# WHAT IS EXPECTED
Write the material out again in full, exactly.

====== EXTRACTED INFORMATION

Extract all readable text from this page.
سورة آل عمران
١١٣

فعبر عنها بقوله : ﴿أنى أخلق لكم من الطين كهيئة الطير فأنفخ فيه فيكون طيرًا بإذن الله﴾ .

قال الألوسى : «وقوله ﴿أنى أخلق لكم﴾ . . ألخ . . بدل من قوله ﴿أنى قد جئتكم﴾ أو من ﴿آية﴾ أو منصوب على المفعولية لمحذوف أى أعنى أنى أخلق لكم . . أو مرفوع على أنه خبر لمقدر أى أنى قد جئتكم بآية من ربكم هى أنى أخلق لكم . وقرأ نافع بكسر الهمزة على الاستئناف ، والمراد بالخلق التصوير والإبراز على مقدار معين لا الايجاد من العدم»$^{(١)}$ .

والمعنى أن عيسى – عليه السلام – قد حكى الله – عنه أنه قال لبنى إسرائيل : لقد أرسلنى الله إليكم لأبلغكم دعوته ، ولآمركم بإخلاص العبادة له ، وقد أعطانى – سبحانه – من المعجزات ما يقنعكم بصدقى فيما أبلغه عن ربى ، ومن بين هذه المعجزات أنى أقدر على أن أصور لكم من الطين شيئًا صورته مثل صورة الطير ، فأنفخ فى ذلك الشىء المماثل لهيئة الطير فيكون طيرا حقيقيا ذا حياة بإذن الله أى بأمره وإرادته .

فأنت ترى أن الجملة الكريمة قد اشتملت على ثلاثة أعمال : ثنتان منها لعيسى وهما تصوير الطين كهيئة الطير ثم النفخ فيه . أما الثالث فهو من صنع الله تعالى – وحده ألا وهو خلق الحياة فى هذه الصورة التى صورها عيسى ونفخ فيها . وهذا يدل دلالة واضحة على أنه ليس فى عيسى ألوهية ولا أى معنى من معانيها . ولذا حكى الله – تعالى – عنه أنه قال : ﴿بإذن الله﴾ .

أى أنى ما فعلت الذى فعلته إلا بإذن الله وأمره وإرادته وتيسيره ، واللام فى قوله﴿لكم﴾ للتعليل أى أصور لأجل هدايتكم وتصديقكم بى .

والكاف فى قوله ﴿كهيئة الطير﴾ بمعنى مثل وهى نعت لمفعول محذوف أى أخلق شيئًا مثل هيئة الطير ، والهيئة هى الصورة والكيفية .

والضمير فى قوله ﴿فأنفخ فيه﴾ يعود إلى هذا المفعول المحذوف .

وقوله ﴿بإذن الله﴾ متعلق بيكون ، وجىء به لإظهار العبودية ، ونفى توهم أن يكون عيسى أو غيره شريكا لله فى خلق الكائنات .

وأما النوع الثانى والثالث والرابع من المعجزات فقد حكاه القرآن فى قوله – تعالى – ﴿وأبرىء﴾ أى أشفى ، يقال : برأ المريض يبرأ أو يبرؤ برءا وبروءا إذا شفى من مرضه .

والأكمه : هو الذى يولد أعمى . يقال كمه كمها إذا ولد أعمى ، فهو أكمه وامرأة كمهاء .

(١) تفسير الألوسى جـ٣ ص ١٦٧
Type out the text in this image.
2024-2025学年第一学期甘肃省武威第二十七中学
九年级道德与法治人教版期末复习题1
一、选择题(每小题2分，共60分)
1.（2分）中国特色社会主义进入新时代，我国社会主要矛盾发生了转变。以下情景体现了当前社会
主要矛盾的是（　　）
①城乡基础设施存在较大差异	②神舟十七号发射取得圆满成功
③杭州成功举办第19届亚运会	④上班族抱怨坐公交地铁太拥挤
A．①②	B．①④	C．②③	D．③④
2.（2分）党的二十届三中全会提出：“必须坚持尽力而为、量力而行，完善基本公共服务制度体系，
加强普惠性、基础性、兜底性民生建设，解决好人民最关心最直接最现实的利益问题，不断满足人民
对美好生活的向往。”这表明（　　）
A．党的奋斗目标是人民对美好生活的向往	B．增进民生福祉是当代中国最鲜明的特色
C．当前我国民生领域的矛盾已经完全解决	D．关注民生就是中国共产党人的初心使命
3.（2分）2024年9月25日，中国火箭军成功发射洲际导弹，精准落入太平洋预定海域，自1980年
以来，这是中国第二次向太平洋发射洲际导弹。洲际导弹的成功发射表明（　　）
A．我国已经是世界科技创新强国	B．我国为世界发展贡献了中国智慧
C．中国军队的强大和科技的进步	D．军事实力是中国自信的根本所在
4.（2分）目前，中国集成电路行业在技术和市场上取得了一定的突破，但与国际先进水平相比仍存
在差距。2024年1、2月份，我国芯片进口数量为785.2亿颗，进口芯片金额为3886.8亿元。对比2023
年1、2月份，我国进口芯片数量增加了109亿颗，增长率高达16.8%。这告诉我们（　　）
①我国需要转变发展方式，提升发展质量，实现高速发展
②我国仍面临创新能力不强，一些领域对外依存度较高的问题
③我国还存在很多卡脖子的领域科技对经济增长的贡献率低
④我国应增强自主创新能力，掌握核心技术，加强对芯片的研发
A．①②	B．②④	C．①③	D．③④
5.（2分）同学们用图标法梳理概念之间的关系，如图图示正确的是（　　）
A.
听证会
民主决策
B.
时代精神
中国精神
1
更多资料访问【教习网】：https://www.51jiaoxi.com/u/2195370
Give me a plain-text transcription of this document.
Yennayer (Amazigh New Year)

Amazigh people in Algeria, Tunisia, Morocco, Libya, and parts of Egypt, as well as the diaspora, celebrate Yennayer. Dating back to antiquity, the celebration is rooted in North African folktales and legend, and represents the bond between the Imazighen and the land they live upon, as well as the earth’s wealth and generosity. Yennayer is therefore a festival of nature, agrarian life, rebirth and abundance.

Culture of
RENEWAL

============

# WRITTEN ANSWER
Extract all readable text from this page.
سورة آل عمران
١١٣

فعبر عنها بقوله : ﴿أنى أخلق لكم من الطين كهيئة الطير فأنفخ فيه فيكون طيرًا بإذن الله﴾ .

قال الألوسى : «وقوله ﴿أنى أخلق لكم﴾ . . ألخ . . بدل من قوله ﴿أنى قد جئتكم﴾ أو من ﴿آية﴾ أو منصوب على المفعولية لمحذوف أى أعنى أنى أخلق لكم . . أو مرفوع على أنه خبر لمقدر أى أنى قد جئتكم بآية من ربكم هى أنى أخلق لكم . وقرأ نافع بكسر الهمزة على الاستئناف ، والمراد بالخلق التصوير والإبراز على مقدار معين لا الايجاد من العدم»$^{(١)}$ .

والمعنى أن عيسى – عليه السلام – قد حكى الله – عنه أنه قال لبنى إسرائيل : لقد أرسلنى الله إليكم لأبلغكم دعوته ، ولآمركم بإخلاص العبادة له ، وقد أعطانى – سبحانه – من المعجزات ما يقنعكم بصدقى فيما أبلغه عن ربى ، ومن بين هذه المعجزات أنى أقدر على أن أصور لكم من الطين شيئًا صورته مثل صورة الطير ، فأنفخ فى ذلك الشىء المماثل لهيئة الطير فيكون طيرا حقيقيا ذا حياة بإذن الله أى بأمره وإرادته .

فأنت ترى أن الجملة الكريمة قد اشتملت على ثلاثة أعمال : ثنتان منها لعيسى وهما تصوير الطين كهيئة الطير ثم النفخ فيه . أما الثالث فهو من صنع الله تعالى – وحده ألا وهو خلق الحياة فى هذه الصورة التى صورها عيسى ونفخ فيها . وهذا يدل دلالة واضحة على أنه ليس فى عيسى ألوهية ولا أى معنى من معانيها . ولذا حكى الله – تعالى – عنه أنه قال : ﴿بإذن الله﴾ .

أى أنى ما فعلت الذى فعلته إلا بإذن الله وأمره وإرادته وتيسيره ، واللام فى قوله﴿لكم﴾ للتعليل أى أصور لأجل هدايتكم وتصديقكم بى .

والكاف فى قوله ﴿كهيئة الطير﴾ بمعنى مثل وهى نعت لمفعول محذوف أى أخلق شيئًا مثل هيئة الطير ، والهيئة هى الصورة والكيفية .

والضمير فى قوله ﴿فأنفخ فيه﴾ يعود إلى هذا المفعول المحذوف .

وقوله ﴿بإذن الله﴾ متعلق بيكون ، وجىء به لإظهار العبودية ، ونفى توهم أن يكون عيسى أو غيره شريكا لله فى خلق الكائنات .

وأما النوع الثانى والثالث والرابع من المعجزات فقد حكاه القرآن فى قوله – تعالى – ﴿وأبرىء﴾ أى أشفى ، يقال : برأ المريض يبرأ أو يبرؤ برءا وبروءا إذا شفى من مرضه .

والأكمه : هو الذى يولد أعمى . يقال كمه كمها إذا ولد أعمى ، فهو أكمه وامرأة كمهاء .

(١) تفسير الألوسى جـ٣ ص ١٦٧
Type out the text in this image.
2024-2025学年第一学期甘肃省武威第二十七中学
九年级道德与法治人教版期末复习题1
一、选择题(每小题2分，共60分)
1.（2分）中国特色社会主义进入新时代，我国社会主要矛盾发生了转变。以下情景体现了当前社会
主要矛盾的是（　　）
①城乡基础设施存在较大差异	②神舟十七号发射取得圆满成功
③杭州成功举办第19届亚运会	④上班族抱怨坐公交地铁太拥挤
A．①②	B．①④	C．②③	D．③④
2.（2分）党的二十届三中全会提出：“必须坚持尽力而为、量力而行，完善基本公共服务制度体系，
加强普惠性、基础性、兜底性民生建设，解决好人民最关心最直接最现实的利益问题，不断满足人民
对美好生活的向往。”这表明（　　）
A．党的奋斗目标是人民对美好生活的向往	B．增进民生福祉是当代中国最鲜明的特色
C．当前我国民生领域的矛盾已经完全解决	D．关注民生就是中国共产党人的初心使命
3.（2分）2024年9月25日，中国火箭军成功发射洲际导弹，精准落入太平洋预定海域，自1980年
以来，这是中国第二次向太平洋发射洲际导弹。洲际导弹的成功发射表明（　　）
A．我国已经是世界科技创新强国	B．我国为世界发展贡献了中国智慧
C．中国军队的强大和科技的进步	D．军事实力是中国自信的根本所在
4.（2分）目前，中国集成电路行业在技术和市场上取得了一定的突破，但与国际先进水平相比仍存
在差距。2024年1、2月份，我国芯片进口数量为785.2亿颗，进口芯片金额为3886.8亿元。对比2023
年1、2月份，我国进口芯片数量增加了109亿颗，增长率高达16.8%。这告诉我们（　　）
①我国需要转变发展方式，提升发展质量，实现高速发展
②我国仍面临创新能力不强，一些领域对外依存度较高的问题
③我国还存在很多卡脖子的领域科技对经济增长的贡献率低
④我国应增强自主创新能力，掌握核心技术，加强对芯片的研发
A．①②	B．②④	C．①③	D．③④
5.（2分）同学们用图标法梳理概念之间的关系，如图图示正确的是（　　）
A.
听证会
民主决策
B.
时代精神
中国精神
1
更多资料访问【教习网】：https://www.51jiaoxi.com/u/2195370
Give me a plain-text transcription of this document.
Yennayer (Amazigh New Year)

Amazigh people in Algeria, Tunisia, Morocco, Libya, and parts of Egypt, as well as the diaspora, celebrate Yennayer. Dating back to antiquity, the celebration is rooted in North African folktales and legend, and represents the bond between the Imazighen and the land they live upon, as well as the earth’s wealth and generosity. Yennayer is therefore a festival of nature, agrarian life, rebirth and abundance.

Culture of
RENEWAL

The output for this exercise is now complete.